__ZIEL__:
Bitte nenne anhand des Textes über die Kokain-Debatte um Schill, wer diese Debatte angestoßen hatte.

__TEXTAUSSCHNITT__:
§

Angestoßen hatte die Kokain-Debatte der grüne Bürgerschaftsabgeordnete Manfred Mahr, der Schill in der Vorwoche im Parlament Faulheit im Amt vorgeworfen hatte. Statt Akten zu lesen, sei Schill zu einer Fete nach Sylt entschwunden, auf der „auch Koks die Partydroge gewesen sein soll“. Damit waren die Vorwürfe in der Welt, Hoffmann-Riem hat sie in seinem Brief lediglich aufgegriffen: „Die Gerüchte, dass Sie mit Kokain in Verbindung stehen, gehen schon seit einiger Zeit in der Stadt um. Es wird Zeit, das Ansehen des Amtes durch eine klare Aussage zu schützen.“

Schill verteidigte gestern in Schwerin, warum er Dauergast auf Banketten und Partys sei. Dies sei „Verpflichtung und Arbeit“, nur dort habe er die Gelegenheit, „Persönlichkeiten aus Medien, Kultur und Politik kennen zu lernen“, die Partys seien „erweiterte Bürgerstunden“, und diese Kontaktpflege sei notwendig, „um unser großes Ziel, die Kandidatur zur Bundestagswahl, vorzubereiten“. Er räumte ein, „es kann natürlich sein, dass bei einer solchen großen Party in einer versteckten Ecke auf der Toilette Koks geschnupft wird“. Hoffmann-Riems Brief werde er nicht beantworten, zudem prüfe er rechtliche Schritte gegen Mahr.

§

__Positionsdaten der Elemente__:

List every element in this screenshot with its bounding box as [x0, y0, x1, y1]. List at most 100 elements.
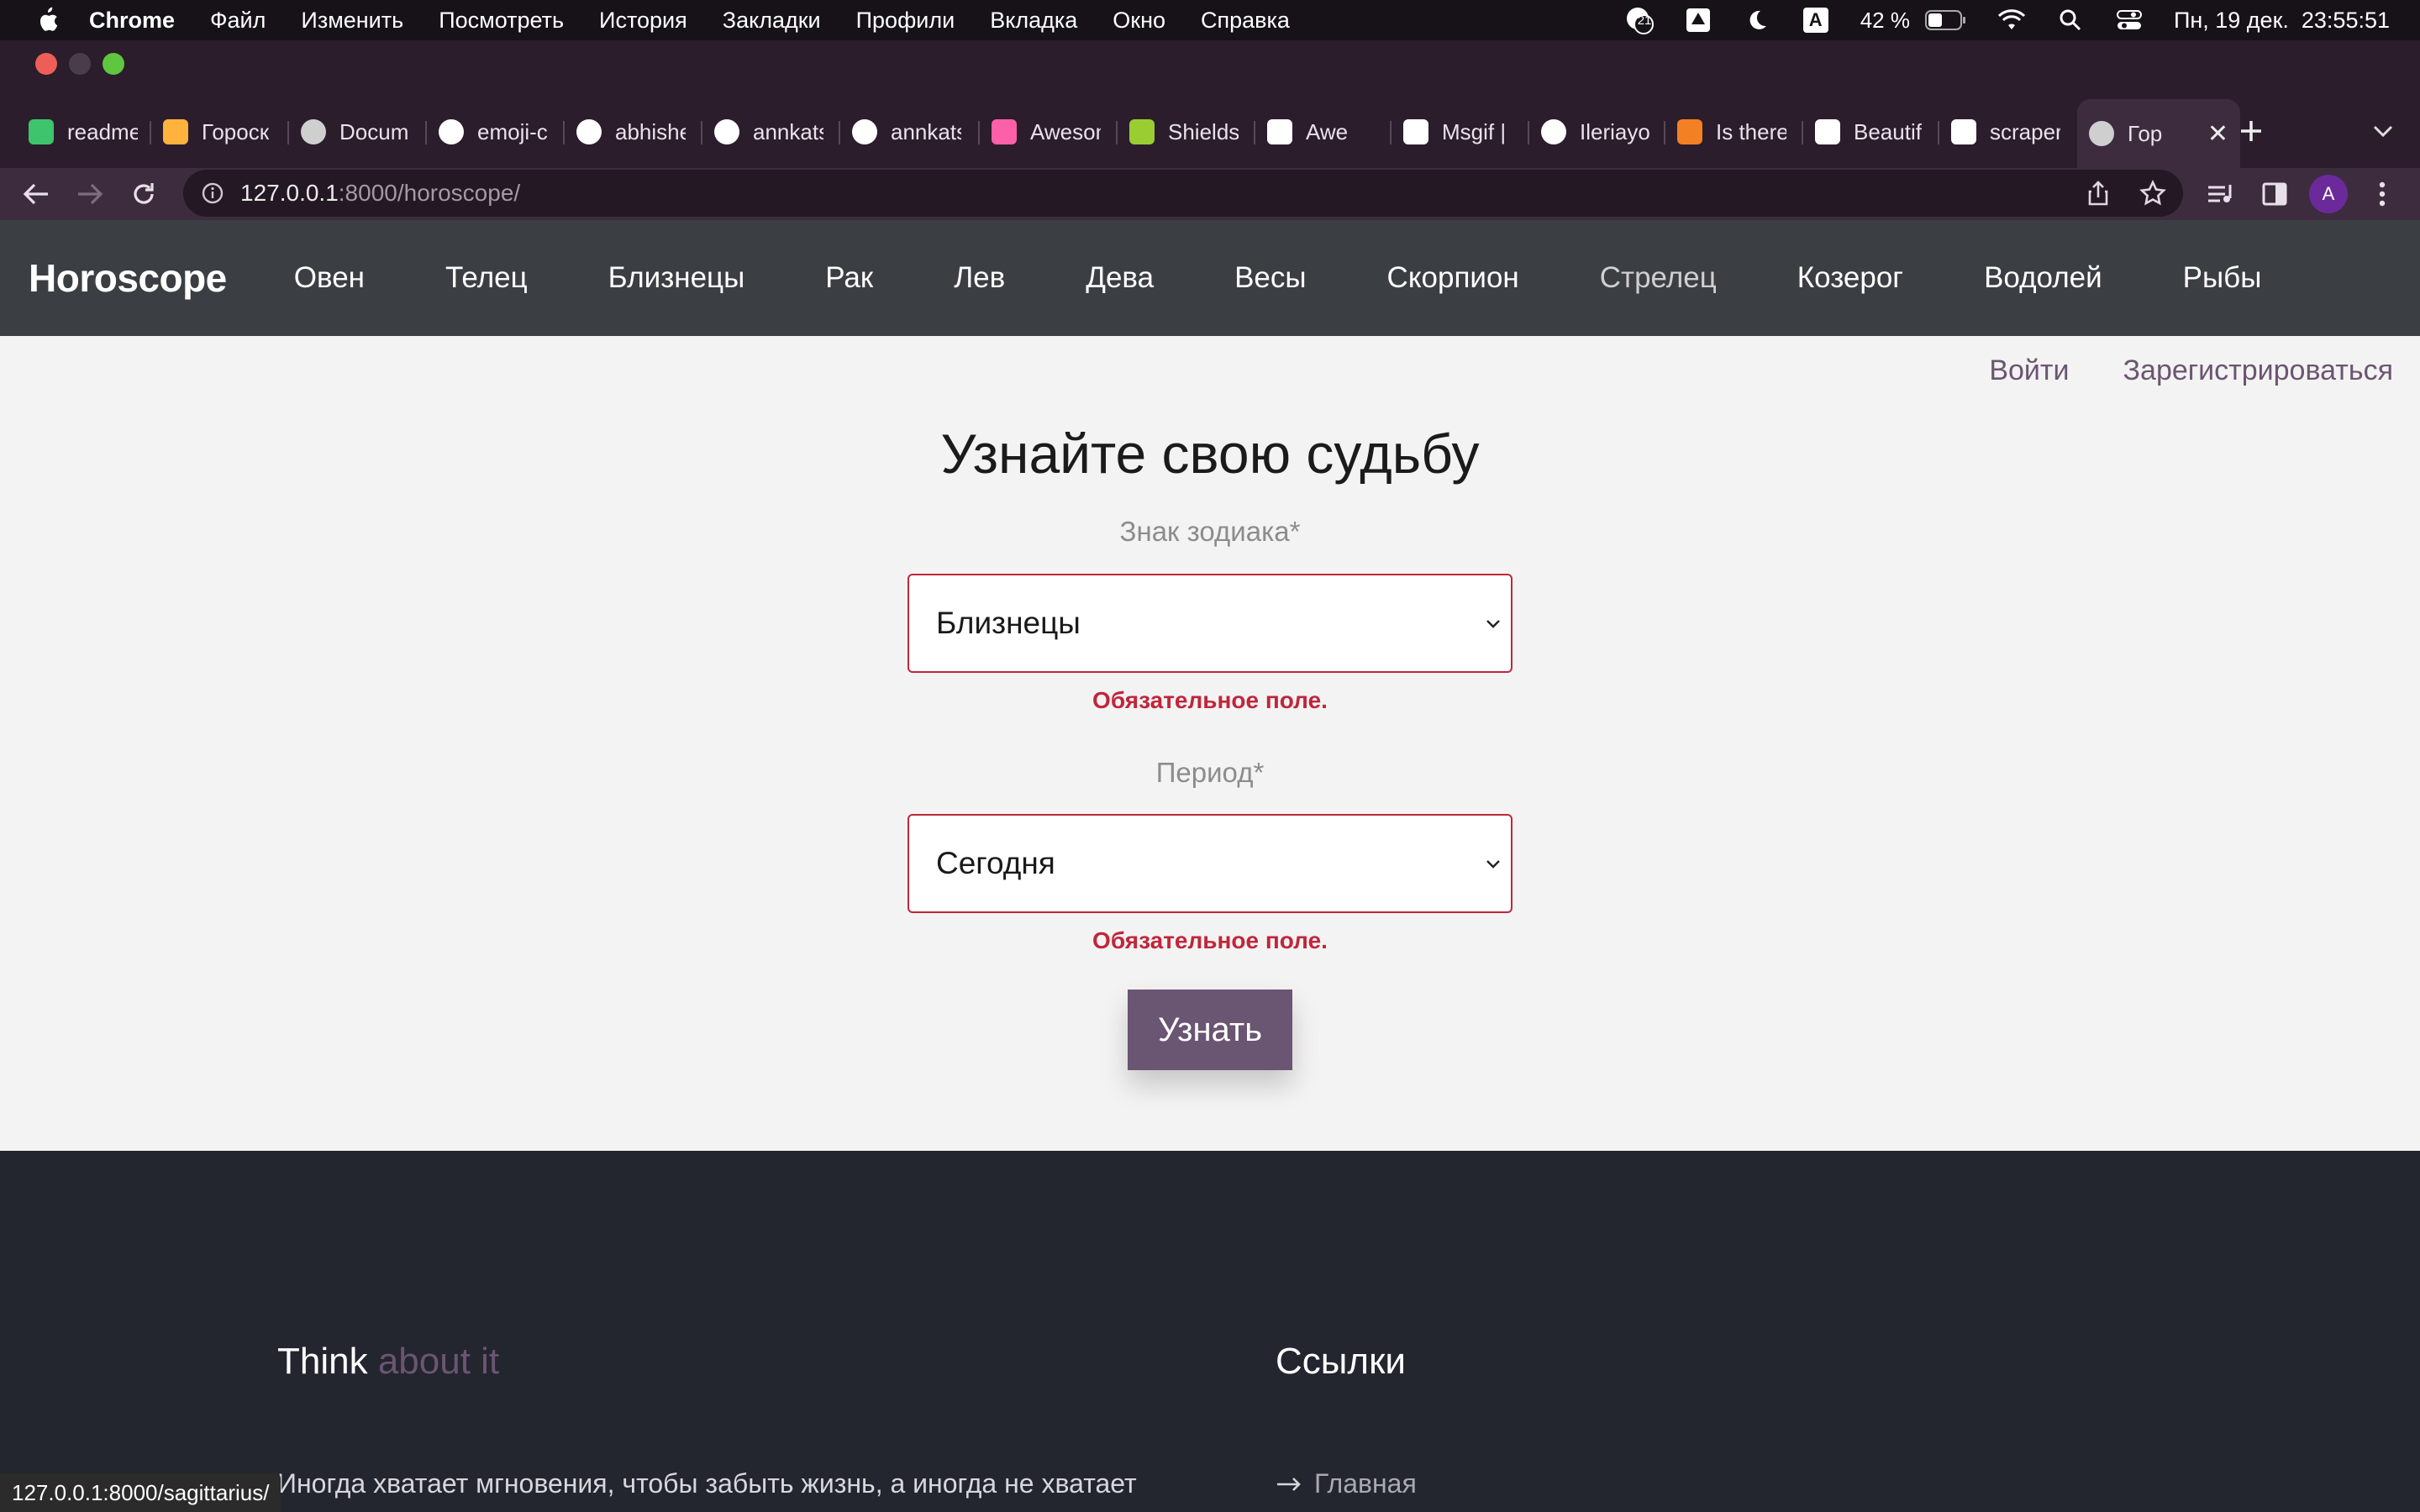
browser-tab[interactable]: Beautif — [1815, 102, 1924, 161]
share-icon[interactable] — [2087, 181, 2109, 206]
menu-profiles[interactable]: Профили — [856, 8, 955, 34]
chevron-down-icon — [2373, 125, 2393, 138]
browser-tab[interactable]: abhishe — [576, 102, 686, 161]
browser-tab[interactable]: annkats — [714, 102, 823, 161]
site-info-icon[interactable] — [202, 182, 224, 204]
nav-link-sagittarius[interactable]: Стрелец — [1600, 261, 1717, 295]
browser-tab[interactable]: annkats — [852, 102, 961, 161]
browser-tab-title: annkats — [753, 118, 823, 144]
submit-button[interactable]: Узнать — [1128, 990, 1292, 1070]
more-vertical-icon — [2379, 181, 2386, 207]
nav-link-aquarius[interactable]: Водолей — [1984, 261, 2102, 295]
window-minimize-button[interactable] — [69, 53, 91, 75]
menu-window[interactable]: Окно — [1113, 8, 1165, 34]
github-icon — [714, 119, 739, 144]
profile-avatar[interactable]: A — [2309, 175, 2348, 213]
menu-view[interactable]: Посмотреть — [439, 8, 564, 34]
tab-separator — [1116, 121, 1118, 144]
spotlight-search-icon[interactable] — [2056, 6, 2085, 34]
chevron-down-icon — [1486, 620, 1500, 628]
menu-bar-clock[interactable]: Пн, 19 дек. 23:55:51 — [2174, 8, 2390, 34]
side-panel-button[interactable] — [2255, 175, 2294, 213]
browser-tab-title: Docum — [339, 118, 409, 144]
footer-heading-main: Think — [277, 1341, 368, 1382]
nav-link-capricorn[interactable]: Козерог — [1797, 261, 1903, 295]
nav-link-virgo[interactable]: Дева — [1086, 261, 1154, 295]
page-main: Войти Зарегистрироваться Узнайте свою су… — [0, 336, 2420, 1151]
side-panel-icon — [2262, 182, 2287, 206]
menu-app-chrome[interactable]: Chrome — [89, 8, 175, 34]
tab-search-button[interactable] — [2366, 113, 2400, 150]
nav-link-libra[interactable]: Весы — [1234, 261, 1306, 295]
menu-help[interactable]: Справка — [1201, 8, 1290, 34]
zodiac-sign-select[interactable]: Близнецы — [908, 574, 1512, 673]
menu-bookmarks[interactable]: Закладки — [723, 8, 821, 34]
browser-tab[interactable]: scraper — [1951, 102, 2060, 161]
close-tab-icon[interactable]: ✕ — [2207, 119, 2228, 149]
browser-tab[interactable]: Гор ✕ — [2077, 99, 2240, 168]
browser-tab[interactable]: Ileriayo — [1541, 102, 1650, 161]
browser-menu-button[interactable] — [2363, 175, 2402, 213]
browser-tab[interactable]: Shields — [1129, 102, 1239, 161]
login-link[interactable]: Войти — [1989, 354, 2069, 387]
stackoverflow-icon — [1677, 119, 1702, 144]
tab-separator — [425, 121, 427, 144]
browser-tab-title: Msgif | — [1442, 118, 1507, 144]
tab-separator — [978, 121, 980, 144]
browser-tab-title: Гороск — [202, 118, 270, 144]
period-select[interactable]: Сегодня — [908, 814, 1512, 913]
link-status-bubble: 127.0.0.1:8000/sagittarius/ — [0, 1473, 281, 1512]
wifi-icon[interactable] — [1997, 6, 2026, 34]
nav-link-leo[interactable]: Лев — [954, 261, 1005, 295]
apple-icon[interactable] — [34, 6, 59, 34]
browser-tab[interactable]: Awe — [1267, 102, 1376, 161]
browser-tab-title: scraper — [1990, 118, 2060, 144]
input-source-label: A — [1802, 8, 1828, 33]
menu-history[interactable]: История — [599, 8, 687, 34]
menu-file[interactable]: Файл — [210, 8, 266, 34]
notification-badge-icon[interactable]: 21 — [1625, 6, 1654, 34]
battery-icon[interactable] — [1924, 6, 1967, 34]
zodiac-sign-label: Знак зодиака* — [1119, 516, 1301, 547]
bookmark-star-icon[interactable] — [2139, 180, 2166, 207]
window-close-button[interactable] — [35, 53, 57, 75]
menu-tab[interactable]: Вкладка — [990, 8, 1077, 34]
google-icon — [1951, 119, 1976, 144]
browser-tab[interactable]: Is there — [1677, 102, 1786, 161]
forward-button[interactable] — [71, 175, 109, 213]
back-button[interactable] — [17, 175, 55, 213]
do-not-disturb-moon-icon[interactable] — [1743, 6, 1771, 34]
nav-link-pisces[interactable]: Рыбы — [2183, 261, 2262, 295]
footer-heading-accent: about it — [377, 1341, 500, 1382]
browser-tab-strip: readme Гороск Docum emoji-c abhishe annkats an… — [0, 87, 2420, 168]
menu-edit[interactable]: Изменить — [301, 8, 403, 34]
period-label: Период* — [1155, 757, 1265, 788]
browser-tab[interactable]: Aweson — [992, 102, 1101, 161]
address-bar[interactable]: 127.0.0.1:8000/horoscope/ — [183, 170, 2183, 217]
reading-list-button[interactable] — [2202, 175, 2240, 213]
site-brand-logo[interactable]: Horoscope — [29, 255, 227, 301]
tab-separator — [701, 121, 702, 144]
control-center-icon[interactable] — [2115, 6, 2144, 34]
window-zoom-button[interactable] — [103, 53, 124, 75]
macos-menu-bar: Chrome Файл Изменить Посмотреть История … — [0, 0, 2420, 40]
readme-icon — [29, 119, 54, 144]
nav-link-scorpio[interactable]: Скорпион — [1387, 261, 1519, 295]
nav-link-taurus[interactable]: Телец — [445, 261, 528, 295]
google-drive-icon[interactable] — [1684, 6, 1712, 34]
tab-separator — [150, 121, 151, 144]
nav-link-aries[interactable]: Овен — [294, 261, 365, 295]
browser-tab[interactable]: emoji-c — [439, 102, 548, 161]
register-link[interactable]: Зарегистрироваться — [2123, 354, 2394, 387]
browser-tab[interactable]: readme — [29, 102, 138, 161]
footer-link-home[interactable]: Главная — [1276, 1468, 1417, 1499]
nav-link-cancer[interactable]: Рак — [825, 261, 873, 295]
arrow-right-icon — [1277, 1477, 1301, 1491]
browser-tab[interactable]: Msgif | — [1403, 102, 1512, 161]
github-icon — [576, 119, 602, 144]
browser-tab[interactable]: Docum — [301, 102, 410, 161]
input-source-icon[interactable]: A — [1802, 6, 1830, 34]
browser-tab[interactable]: Гороск — [163, 102, 272, 161]
nav-link-gemini[interactable]: Близнецы — [608, 261, 745, 295]
reload-button[interactable] — [124, 175, 163, 213]
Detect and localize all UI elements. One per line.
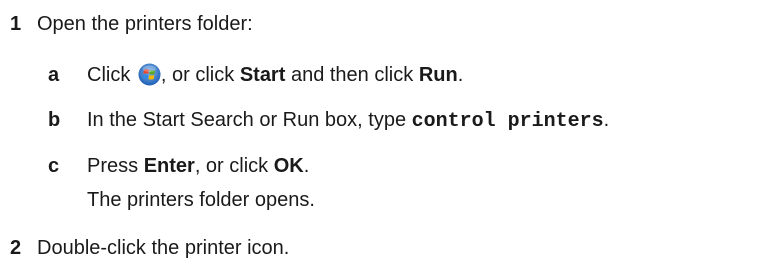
enter-keyword: Enter	[143, 155, 195, 177]
start-keyword: Start	[239, 64, 286, 86]
and-then-click-text: and then click	[290, 64, 414, 86]
substep-letter: b	[48, 109, 61, 131]
or-click-text: , or click	[160, 64, 235, 86]
period: .	[603, 109, 610, 131]
substep-text: In the Start Search or Run box, type con…	[87, 108, 609, 134]
command-text: control printers	[411, 110, 604, 133]
or-click-text: , or click	[194, 155, 269, 177]
run-keyword: Run	[418, 64, 458, 86]
period: .	[457, 64, 464, 86]
substep-text: Press Enter, or click OK.	[87, 154, 309, 178]
step-number: 1	[10, 13, 22, 35]
step-text: Open the printers folder:	[37, 13, 253, 35]
instruction-text: In the Start Search or Run box, type	[87, 109, 407, 131]
press-text: Press	[87, 155, 139, 177]
substep-letter: a	[48, 64, 60, 86]
click-text: Click	[87, 64, 131, 86]
substep-text: Click , or click Start and then click Ru…	[87, 63, 463, 87]
result-text: The printers folder opens.	[87, 189, 315, 211]
period: .	[303, 155, 310, 177]
windows-start-orb-icon	[138, 63, 161, 86]
ok-keyword: OK	[273, 155, 304, 177]
substep-letter: c	[48, 155, 60, 177]
step-number: 2	[10, 237, 22, 259]
step-text: Double-click the printer icon.	[37, 237, 290, 259]
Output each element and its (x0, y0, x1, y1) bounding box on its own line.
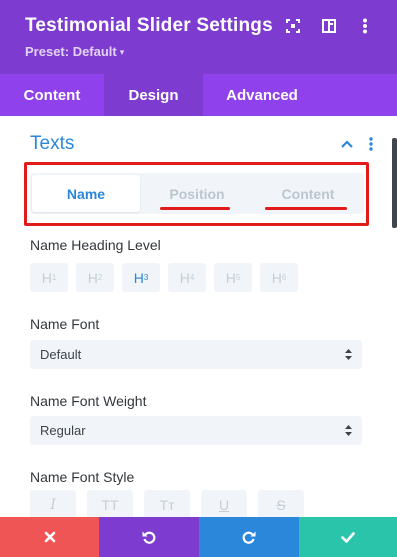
heading-level-h1[interactable]: H1 (30, 263, 68, 292)
redo-icon (242, 531, 256, 544)
tab-design[interactable]: Design (104, 74, 203, 116)
subtab-name[interactable]: Name (32, 175, 140, 212)
preset-label: Preset: Default (25, 44, 117, 59)
strikethrough-icon[interactable]: S (258, 490, 304, 517)
heading-level-h6[interactable]: H6 (260, 263, 298, 292)
annotation-underline-content (265, 207, 347, 210)
font-weight-select-value: Regular (40, 423, 86, 438)
more-vertical-icon[interactable] (363, 136, 379, 152)
more-vertical-icon[interactable] (347, 15, 383, 37)
font-select[interactable]: Default (30, 340, 362, 369)
close-icon (44, 531, 55, 543)
undo-button[interactable] (99, 517, 199, 557)
modal-title: Testimonial Slider Settings (25, 15, 273, 36)
italic-icon[interactable]: I (30, 490, 76, 517)
scrollbar[interactable] (392, 138, 397, 228)
heading-level-h3[interactable]: H3 (122, 263, 160, 292)
settings-panel: Texts Name Position Content Name Heading… (0, 116, 397, 517)
heading-level-h4[interactable]: H4 (168, 263, 206, 292)
header-actions (275, 15, 383, 37)
undo-icon (142, 531, 156, 544)
preset-selector[interactable]: Preset: Default ▾ (25, 44, 124, 59)
underline-icon[interactable]: U (201, 490, 247, 517)
heading-level-selector: H1 H2 H3 H4 H5 H6 (30, 263, 298, 292)
section-title[interactable]: Texts (30, 133, 74, 155)
sidebar-layout-icon[interactable] (311, 15, 347, 37)
heading-level-h5[interactable]: H5 (214, 263, 252, 292)
font-weight-label: Name Font Weight (30, 393, 147, 409)
select-arrows-icon (345, 349, 352, 360)
select-arrows-icon (345, 425, 352, 436)
font-style-selector: I TT Tт U S (30, 490, 304, 517)
save-button[interactable] (299, 517, 397, 557)
capitalize-icon[interactable]: Tт (144, 490, 190, 517)
section-actions (339, 136, 379, 152)
settings-tabs: Content Design Advanced (0, 74, 397, 116)
modal-footer (0, 517, 397, 557)
tab-content[interactable]: Content (0, 74, 104, 116)
uppercase-icon[interactable]: TT (87, 490, 133, 517)
annotation-underline-position (160, 207, 230, 210)
redo-button[interactable] (199, 517, 299, 557)
discard-button[interactable] (0, 517, 99, 557)
heading-level-h2[interactable]: H2 (76, 263, 114, 292)
tab-advanced[interactable]: Advanced (203, 74, 321, 116)
expand-icon[interactable] (275, 15, 311, 37)
modal-header: Testimonial Slider Settings Preset: Defa… (0, 0, 397, 74)
font-style-label: Name Font Style (30, 469, 135, 485)
chevron-up-icon[interactable] (339, 136, 355, 152)
heading-level-label: Name Heading Level (30, 237, 161, 253)
font-select-value: Default (40, 347, 82, 362)
font-weight-select[interactable]: Regular (30, 416, 362, 445)
font-label: Name Font (30, 316, 100, 332)
caret-down-icon: ▾ (119, 47, 125, 57)
check-icon (341, 531, 355, 543)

§

__LÖSUNG__:
Der grüne Bürgerschaftsabgeordnete Manfred Mahr.